▶ [Dataset entries]
[Begin]
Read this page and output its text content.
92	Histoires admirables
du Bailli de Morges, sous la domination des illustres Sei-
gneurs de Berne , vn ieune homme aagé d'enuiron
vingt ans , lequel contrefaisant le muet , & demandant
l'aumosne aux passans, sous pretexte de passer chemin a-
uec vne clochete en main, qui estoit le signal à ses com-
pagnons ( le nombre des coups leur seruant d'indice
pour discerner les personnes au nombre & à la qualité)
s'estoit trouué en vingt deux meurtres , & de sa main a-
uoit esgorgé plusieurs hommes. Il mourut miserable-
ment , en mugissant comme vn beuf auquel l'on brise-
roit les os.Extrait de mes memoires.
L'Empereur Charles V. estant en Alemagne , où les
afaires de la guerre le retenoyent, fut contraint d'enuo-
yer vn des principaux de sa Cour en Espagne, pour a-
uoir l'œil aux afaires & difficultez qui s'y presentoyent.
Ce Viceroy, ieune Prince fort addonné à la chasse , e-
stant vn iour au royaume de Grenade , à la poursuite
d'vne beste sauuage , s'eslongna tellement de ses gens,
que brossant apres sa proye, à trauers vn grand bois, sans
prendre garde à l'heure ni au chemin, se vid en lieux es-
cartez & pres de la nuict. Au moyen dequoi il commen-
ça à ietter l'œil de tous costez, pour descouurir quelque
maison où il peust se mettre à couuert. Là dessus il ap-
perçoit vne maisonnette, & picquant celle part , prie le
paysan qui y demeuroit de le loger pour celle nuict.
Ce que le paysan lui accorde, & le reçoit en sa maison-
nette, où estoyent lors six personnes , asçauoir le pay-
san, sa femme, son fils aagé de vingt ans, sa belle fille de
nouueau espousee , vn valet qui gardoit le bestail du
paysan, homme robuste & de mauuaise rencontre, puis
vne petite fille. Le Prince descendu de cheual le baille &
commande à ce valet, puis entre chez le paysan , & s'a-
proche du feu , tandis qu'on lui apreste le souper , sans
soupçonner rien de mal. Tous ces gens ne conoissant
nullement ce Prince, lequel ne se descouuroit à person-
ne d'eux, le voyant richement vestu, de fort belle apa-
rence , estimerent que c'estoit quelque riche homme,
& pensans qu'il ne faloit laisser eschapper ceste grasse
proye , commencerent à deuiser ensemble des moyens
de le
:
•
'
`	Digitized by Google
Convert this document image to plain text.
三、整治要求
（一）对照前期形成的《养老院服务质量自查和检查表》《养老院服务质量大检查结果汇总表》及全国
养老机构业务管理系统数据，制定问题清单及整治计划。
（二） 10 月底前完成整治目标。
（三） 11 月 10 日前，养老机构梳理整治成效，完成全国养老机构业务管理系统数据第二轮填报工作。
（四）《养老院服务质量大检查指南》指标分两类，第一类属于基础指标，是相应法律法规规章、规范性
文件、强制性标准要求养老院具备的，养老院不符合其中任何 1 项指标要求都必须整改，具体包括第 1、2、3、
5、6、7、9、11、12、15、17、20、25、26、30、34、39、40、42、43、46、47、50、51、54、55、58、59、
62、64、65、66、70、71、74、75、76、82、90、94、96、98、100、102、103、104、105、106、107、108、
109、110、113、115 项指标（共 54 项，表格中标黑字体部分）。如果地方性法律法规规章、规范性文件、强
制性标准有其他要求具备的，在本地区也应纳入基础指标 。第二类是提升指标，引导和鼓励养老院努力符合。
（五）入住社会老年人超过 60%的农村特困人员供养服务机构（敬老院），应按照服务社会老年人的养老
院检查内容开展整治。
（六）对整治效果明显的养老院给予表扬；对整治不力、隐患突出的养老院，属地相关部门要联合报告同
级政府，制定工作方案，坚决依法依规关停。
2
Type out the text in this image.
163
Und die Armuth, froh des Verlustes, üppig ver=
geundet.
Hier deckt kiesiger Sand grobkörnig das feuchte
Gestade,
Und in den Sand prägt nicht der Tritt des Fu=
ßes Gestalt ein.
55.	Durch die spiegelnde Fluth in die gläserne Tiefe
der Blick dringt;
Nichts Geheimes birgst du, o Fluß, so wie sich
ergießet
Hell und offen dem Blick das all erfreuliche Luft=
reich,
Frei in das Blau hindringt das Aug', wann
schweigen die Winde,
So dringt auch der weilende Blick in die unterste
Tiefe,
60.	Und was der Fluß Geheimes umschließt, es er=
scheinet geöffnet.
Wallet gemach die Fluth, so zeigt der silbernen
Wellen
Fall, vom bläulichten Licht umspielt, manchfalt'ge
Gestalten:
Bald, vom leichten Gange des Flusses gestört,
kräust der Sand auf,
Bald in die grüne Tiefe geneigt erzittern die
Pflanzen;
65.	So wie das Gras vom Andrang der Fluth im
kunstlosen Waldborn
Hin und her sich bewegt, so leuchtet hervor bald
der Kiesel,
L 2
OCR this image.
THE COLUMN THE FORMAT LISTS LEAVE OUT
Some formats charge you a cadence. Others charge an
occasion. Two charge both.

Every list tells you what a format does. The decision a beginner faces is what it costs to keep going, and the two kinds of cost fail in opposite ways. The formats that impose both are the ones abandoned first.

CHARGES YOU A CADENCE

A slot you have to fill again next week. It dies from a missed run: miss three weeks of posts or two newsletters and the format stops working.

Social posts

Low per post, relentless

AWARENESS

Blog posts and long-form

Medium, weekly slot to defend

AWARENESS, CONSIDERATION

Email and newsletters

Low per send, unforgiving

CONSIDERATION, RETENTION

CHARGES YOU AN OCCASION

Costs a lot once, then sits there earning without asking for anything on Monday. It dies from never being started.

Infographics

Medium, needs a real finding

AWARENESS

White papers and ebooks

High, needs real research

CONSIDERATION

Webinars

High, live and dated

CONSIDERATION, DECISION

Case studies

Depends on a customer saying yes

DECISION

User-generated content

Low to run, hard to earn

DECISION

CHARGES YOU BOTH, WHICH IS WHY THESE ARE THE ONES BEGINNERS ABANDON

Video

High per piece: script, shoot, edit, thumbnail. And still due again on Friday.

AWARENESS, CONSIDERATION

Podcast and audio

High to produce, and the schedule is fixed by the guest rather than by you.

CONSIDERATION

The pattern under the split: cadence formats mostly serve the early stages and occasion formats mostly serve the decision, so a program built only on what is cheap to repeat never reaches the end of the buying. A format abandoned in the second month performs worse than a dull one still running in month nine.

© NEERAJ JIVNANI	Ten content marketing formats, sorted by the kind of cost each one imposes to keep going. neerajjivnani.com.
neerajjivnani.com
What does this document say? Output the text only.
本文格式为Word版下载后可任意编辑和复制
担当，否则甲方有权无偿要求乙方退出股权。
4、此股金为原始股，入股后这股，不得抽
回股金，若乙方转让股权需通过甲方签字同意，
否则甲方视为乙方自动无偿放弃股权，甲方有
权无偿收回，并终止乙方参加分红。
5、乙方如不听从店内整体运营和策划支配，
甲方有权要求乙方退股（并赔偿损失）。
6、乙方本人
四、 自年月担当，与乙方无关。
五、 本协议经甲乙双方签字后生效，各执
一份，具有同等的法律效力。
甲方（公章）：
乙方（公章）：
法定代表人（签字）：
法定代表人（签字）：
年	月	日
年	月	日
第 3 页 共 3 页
[End]
▶ [Exercise prompt]
Quote every line of the data, word for word.

▶ [The reply]
Read this page and output its text content.
92	Histoires admirables
du Bailli de Morges, sous la domination des illustres Sei-
gneurs de Berne , vn ieune homme aagé d'enuiron
vingt ans , lequel contrefaisant le muet , & demandant
l'aumosne aux passans, sous pretexte de passer chemin a-
uec vne clochete en main, qui estoit le signal à ses com-
pagnons ( le nombre des coups leur seruant d'indice
pour discerner les personnes au nombre & à la qualité)
s'estoit trouué en vingt deux meurtres , & de sa main a-
uoit esgorgé plusieurs hommes. Il mourut miserable-
ment , en mugissant comme vn beuf auquel l'on brise-
roit les os.Extrait de mes memoires.
L'Empereur Charles V. estant en Alemagne , où les
afaires de la guerre le retenoyent, fut contraint d'enuo-
yer vn des principaux de sa Cour en Espagne, pour a-
uoir l'œil aux afaires & difficultez qui s'y presentoyent.
Ce Viceroy, ieune Prince fort addonné à la chasse , e-
stant vn iour au royaume de Grenade , à la poursuite
d'vne beste sauuage , s'eslongna tellement de ses gens,
que brossant apres sa proye, à trauers vn grand bois, sans
prendre garde à l'heure ni au chemin, se vid en lieux es-
cartez & pres de la nuict. Au moyen dequoi il commen-
ça à ietter l'œil de tous costez, pour descouurir quelque
maison où il peust se mettre à couuert. Là dessus il ap-
perçoit vne maisonnette, & picquant celle part , prie le
paysan qui y demeuroit de le loger pour celle nuict.
Ce que le paysan lui accorde, & le reçoit en sa maison-
nette, où estoyent lors six personnes , asçauoir le pay-
san, sa femme, son fils aagé de vingt ans, sa belle fille de
nouueau espousee , vn valet qui gardoit le bestail du
paysan, homme robuste & de mauuaise rencontre, puis
vne petite fille. Le Prince descendu de cheual le baille &
commande à ce valet, puis entre chez le paysan , & s'a-
proche du feu , tandis qu'on lui apreste le souper , sans
soupçonner rien de mal. Tous ces gens ne conoissant
nullement ce Prince, lequel ne se descouuroit à person-
ne d'eux, le voyant richement vestu, de fort belle apa-
rence , estimerent que c'estoit quelque riche homme,
& pensans qu'il ne faloit laisser eschapper ceste grasse
proye , commencerent à deuiser ensemble des moyens
de le
:
•
'
`	Digitized by Google
Convert this document image to plain text.
三、整治要求
（一）对照前期形成的《养老院服务质量自查和检查表》《养老院服务质量大检查结果汇总表》及全国
养老机构业务管理系统数据，制定问题清单及整治计划。
（二） 10 月底前完成整治目标。
（三） 11 月 10 日前，养老机构梳理整治成效，完成全国养老机构业务管理系统数据第二轮填报工作。
（四）《养老院服务质量大检查指南》指标分两类，第一类属于基础指标，是相应法律法规规章、规范性
文件、强制性标准要求养老院具备的，养老院不符合其中任何 1 项指标要求都必须整改，具体包括第 1、2、3、
5、6、7、9、11、12、15、17、20、25、26、30、34、39、40、42、43、46、47、50、51、54、55、58、59、
62、64、65、66、70、71、74、75、76、82、90、94、96、98、100、102、103、104、105、106、107、108、
109、110、113、115 项指标（共 54 项，表格中标黑字体部分）。如果地方性法律法规规章、规范性文件、强
制性标准有其他要求具备的，在本地区也应纳入基础指标 。第二类是提升指标，引导和鼓励养老院努力符合。
（五）入住社会老年人超过 60%的农村特困人员供养服务机构（敬老院），应按照服务社会老年人的养老
院检查内容开展整治。
（六）对整治效果明显的养老院给予表扬；对整治不力、隐患突出的养老院，属地相关部门要联合报告同
级政府，制定工作方案，坚决依法依规关停。
2
Type out the text in this image.
163
Und die Armuth, froh des Verlustes, üppig ver=
geundet.
Hier deckt kiesiger Sand grobkörnig das feuchte
Gestade,
Und in den Sand prägt nicht der Tritt des Fu=
ßes Gestalt ein.
55.	Durch die spiegelnde Fluth in die gläserne Tiefe
der Blick dringt;
Nichts Geheimes birgst du, o Fluß, so wie sich
ergießet
Hell und offen dem Blick das all erfreuliche Luft=
reich,
Frei in das Blau hindringt das Aug', wann
schweigen die Winde,
So dringt auch der weilende Blick in die unterste
Tiefe,
60.	Und was der Fluß Geheimes umschließt, es er=
scheinet geöffnet.
Wallet gemach die Fluth, so zeigt der silbernen
Wellen
Fall, vom bläulichten Licht umspielt, manchfalt'ge
Gestalten:
Bald, vom leichten Gange des Flusses gestört,
kräust der Sand auf,
Bald in die grüne Tiefe geneigt erzittern die
Pflanzen;
65.	So wie das Gras vom Andrang der Fluth im
kunstlosen Waldborn
Hin und her sich bewegt, so leuchtet hervor bald
der Kiesel,
L 2
OCR this image.
THE COLUMN THE FORMAT LISTS LEAVE OUT
Some formats charge you a cadence. Others charge an
occasion. Two charge both.

Every list tells you what a format does. The decision a beginner faces is what it costs to keep going, and the two kinds of cost fail in opposite ways. The formats that impose both are the ones abandoned first.

CHARGES YOU A CADENCE

A slot you have to fill again next week. It dies from a missed run: miss three weeks of posts or two newsletters and the format stops working.

Social posts

Low per post, relentless

AWARENESS

Blog posts and long-form

Medium, weekly slot to defend

AWARENESS, CONSIDERATION

Email and newsletters

Low per send, unforgiving

CONSIDERATION, RETENTION

CHARGES YOU AN OCCASION

Costs a lot once, then sits there earning without asking for anything on Monday. It dies from never being started.

Infographics

Medium, needs a real finding

AWARENESS

White papers and ebooks

High, needs real research

CONSIDERATION

Webinars

High, live and dated

CONSIDERATION, DECISION

Case studies

Depends on a customer saying yes

DECISION

User-generated content

Low to run, hard to earn

DECISION

CHARGES YOU BOTH, WHICH IS WHY THESE ARE THE ONES BEGINNERS ABANDON

Video

High per piece: script, shoot, edit, thumbnail. And still due again on Friday.

AWARENESS, CONSIDERATION

Podcast and audio

High to produce, and the schedule is fixed by the guest rather than by you.

CONSIDERATION

The pattern under the split: cadence formats mostly serve the early stages and occasion formats mostly serve the decision, so a program built only on what is cheap to repeat never reaches the end of the buying. A format abandoned in the second month performs worse than a dull one still running in month nine.

© NEERAJ JIVNANI	Ten content marketing formats, sorted by the kind of cost each one imposes to keep going. neerajjivnani.com.
neerajjivnani.com
What does this document say? Output the text only.
本文格式为Word版下载后可任意编辑和复制
担当，否则甲方有权无偿要求乙方退出股权。
4、此股金为原始股，入股后这股，不得抽
回股金，若乙方转让股权需通过甲方签字同意，
否则甲方视为乙方自动无偿放弃股权，甲方有
权无偿收回，并终止乙方参加分红。
5、乙方如不听从店内整体运营和策划支配，
甲方有权要求乙方退股（并赔偿损失）。
6、乙方本人
四、 自年月担当，与乙方无关。
五、 本协议经甲乙双方签字后生效，各执
一份，具有同等的法律效力。
甲方（公章）：
乙方（公章）：
法定代表人（签字）：
法定代表人（签字）：
年	月	日
年	月	日
第 3 页 共 3 页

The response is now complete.